### What you need to do
Reproduce every line of the material below, but drop the pictures.

### Source material
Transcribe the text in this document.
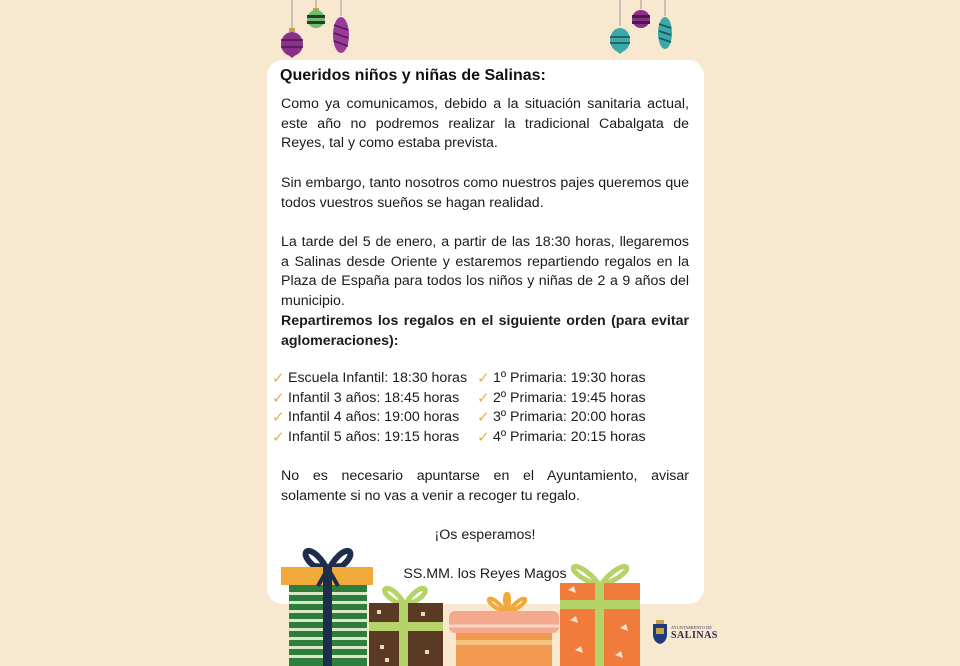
Queridos niños y niñas de Salinas:

Como ya comunicamos, debido a la situación sanitaria actual, este año no podremos realizar la tradicional Cabalgata de Reyes, tal y como estaba prevista.

Sin embargo, tanto nosotros como nuestros pajes queremos que todos vuestros sueños se hagan realidad.

La tarde del 5 de enero, a partir de las 18:30 horas, llegaremos a Salinas desde Oriente y estaremos repartiendo regalos en la Plaza de España para todos los niños y niñas de 2 a 9 años del municipio.

Repartiremos los regalos en el siguiente orden (para evitar aglomeraciones):

✓ Escuela Infantil: 18:30 horas
✓ Infantil 3 años: 18:45 horas
✓ Infantil 4 años: 19:00 horas
✓ Infantil 5 años: 19:15 horas
✓ 1º Primaria: 19:30 horas
✓ 2º Primaria: 19:45 horas
✓ 3º Primaria: 20:00 horas
✓ 4º Primaria: 20:15 horas

No es necesario apuntarse en el Ayuntamiento, avisar solamente si no vas a venir a recoger tu regalo.

¡Os esperamos!

SS.MM. los Reyes Magos

AYUNTAMIENTO DE
SALINAS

### Exercise result
Transcribe the text in this document.
Queridos niños y niñas de Salinas:

Como ya comunicamos, debido a la situación sanitaria actual, este año no podremos realizar la tradicional Cabalgata de Reyes, tal y como estaba prevista.

Sin embargo, tanto nosotros como nuestros pajes queremos que todos vuestros sueños se hagan realidad.

La tarde del 5 de enero, a partir de las 18:30 horas, llegaremos a Salinas desde Oriente y estaremos repartiendo regalos en la Plaza de España para todos los niños y niñas de 2 a 9 años del municipio.

Repartiremos los regalos en el siguiente orden (para evitar aglomeraciones):

✓ Escuela Infantil: 18:30 horas
✓ Infantil 3 años: 18:45 horas
✓ Infantil 4 años: 19:00 horas
✓ Infantil 5 años: 19:15 horas
✓ 1º Primaria: 19:30 horas
✓ 2º Primaria: 19:45 horas
✓ 3º Primaria: 20:00 horas
✓ 4º Primaria: 20:15 horas

No es necesario apuntarse en el Ayuntamiento, avisar solamente si no vas a venir a recoger tu regalo.

¡Os esperamos!

SS.MM. los Reyes Magos

AYUNTAMIENTO DE
SALINAS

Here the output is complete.